- [PROBLEM DESCRIPTION]:
For this exercise, retype all the data exactly and exclude every image.

- [SUPPLIED RECORDS]:

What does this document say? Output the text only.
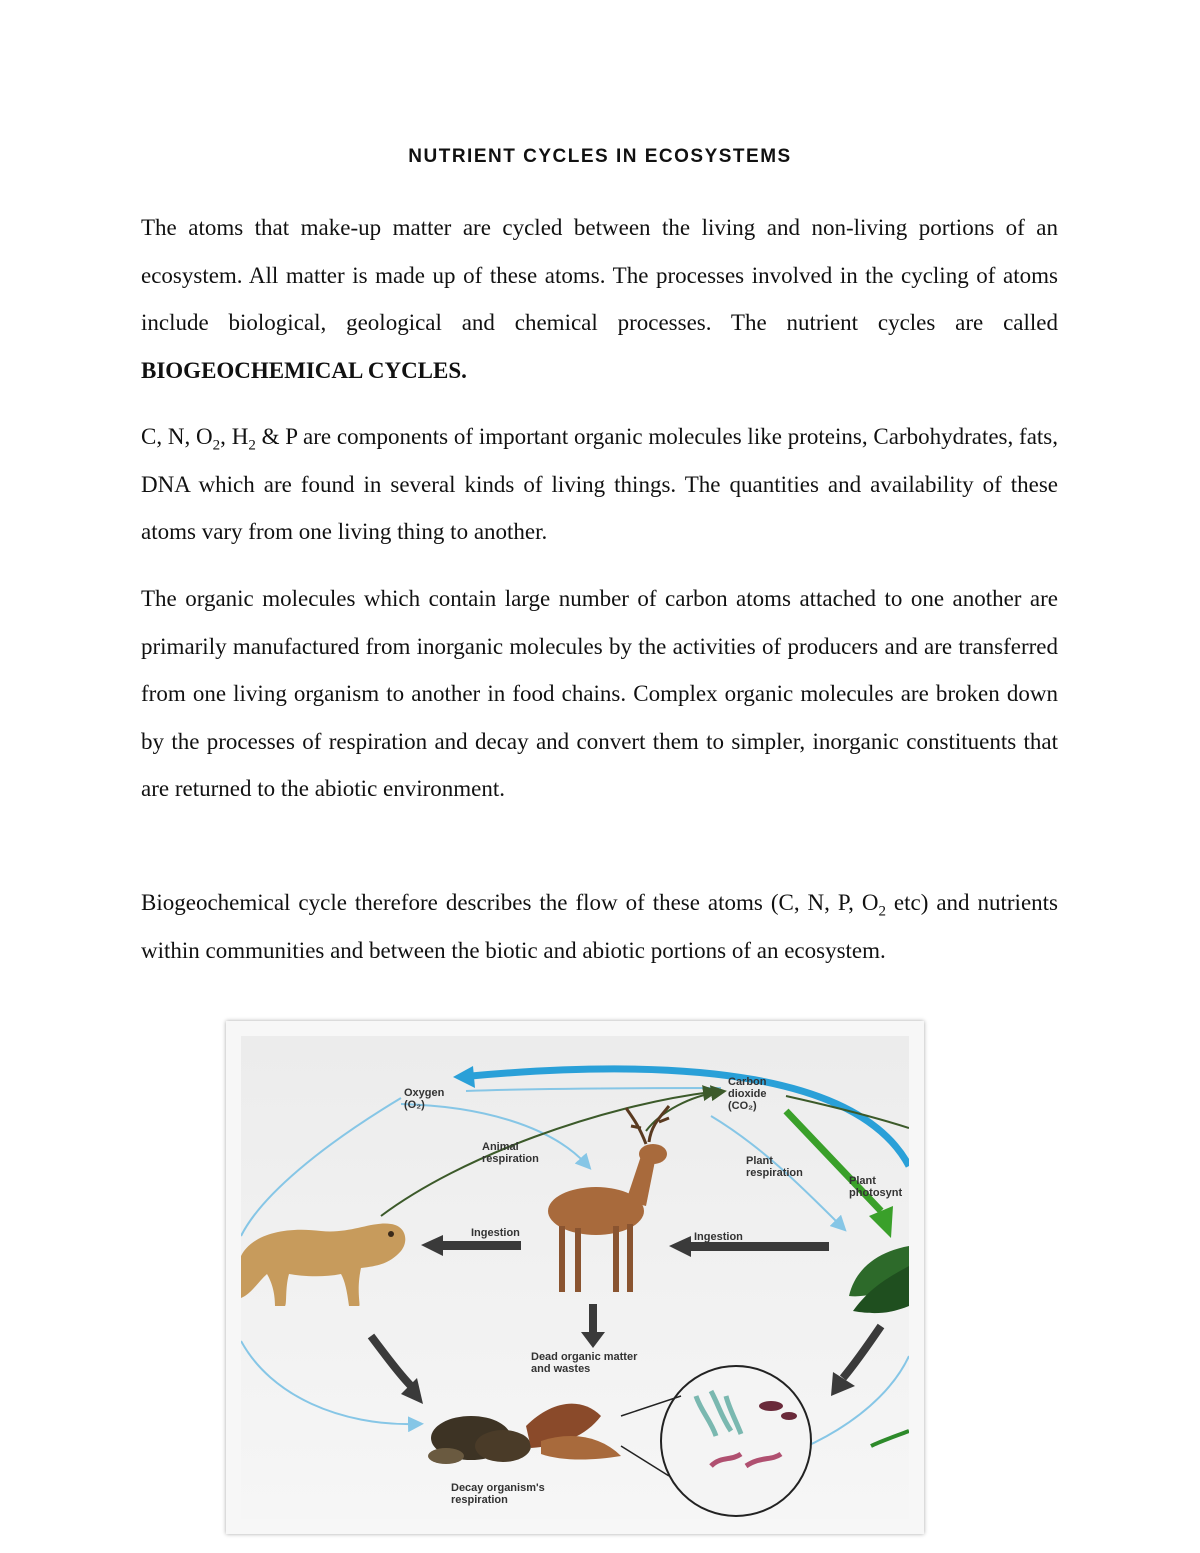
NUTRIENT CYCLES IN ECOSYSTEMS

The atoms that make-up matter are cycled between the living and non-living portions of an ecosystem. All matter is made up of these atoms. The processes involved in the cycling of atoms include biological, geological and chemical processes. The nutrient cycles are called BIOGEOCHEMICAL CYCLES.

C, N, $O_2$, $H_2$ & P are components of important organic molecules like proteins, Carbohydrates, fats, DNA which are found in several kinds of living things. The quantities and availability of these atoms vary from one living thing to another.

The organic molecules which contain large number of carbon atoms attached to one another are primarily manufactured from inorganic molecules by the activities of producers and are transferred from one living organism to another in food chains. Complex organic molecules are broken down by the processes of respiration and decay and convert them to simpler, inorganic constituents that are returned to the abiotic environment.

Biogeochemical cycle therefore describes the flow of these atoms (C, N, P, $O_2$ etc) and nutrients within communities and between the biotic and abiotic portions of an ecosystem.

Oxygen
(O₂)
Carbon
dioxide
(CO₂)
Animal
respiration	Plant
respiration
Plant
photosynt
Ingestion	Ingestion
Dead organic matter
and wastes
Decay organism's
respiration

- [WRITTEN SOLUTION]:
What does this document say? Output the text only.
NUTRIENT CYCLES IN ECOSYSTEMS

The atoms that make-up matter are cycled between the living and non-living portions of an ecosystem. All matter is made up of these atoms. The processes involved in the cycling of atoms include biological, geological and chemical processes. The nutrient cycles are called BIOGEOCHEMICAL CYCLES.

C, N, $O_2$, $H_2$ & P are components of important organic molecules like proteins, Carbohydrates, fats, DNA which are found in several kinds of living things. The quantities and availability of these atoms vary from one living thing to another.

The organic molecules which contain large number of carbon atoms attached to one another are primarily manufactured from inorganic molecules by the activities of producers and are transferred from one living organism to another in food chains. Complex organic molecules are broken down by the processes of respiration and decay and convert them to simpler, inorganic constituents that are returned to the abiotic environment.

Biogeochemical cycle therefore describes the flow of these atoms (C, N, P, $O_2$ etc) and nutrients within communities and between the biotic and abiotic portions of an ecosystem.

Oxygen
(O₂)
Carbon
dioxide
(CO₂)
Animal
respiration	Plant
respiration
Plant
photosynt
Ingestion	Ingestion
Dead organic matter
and wastes
Decay organism's
respiration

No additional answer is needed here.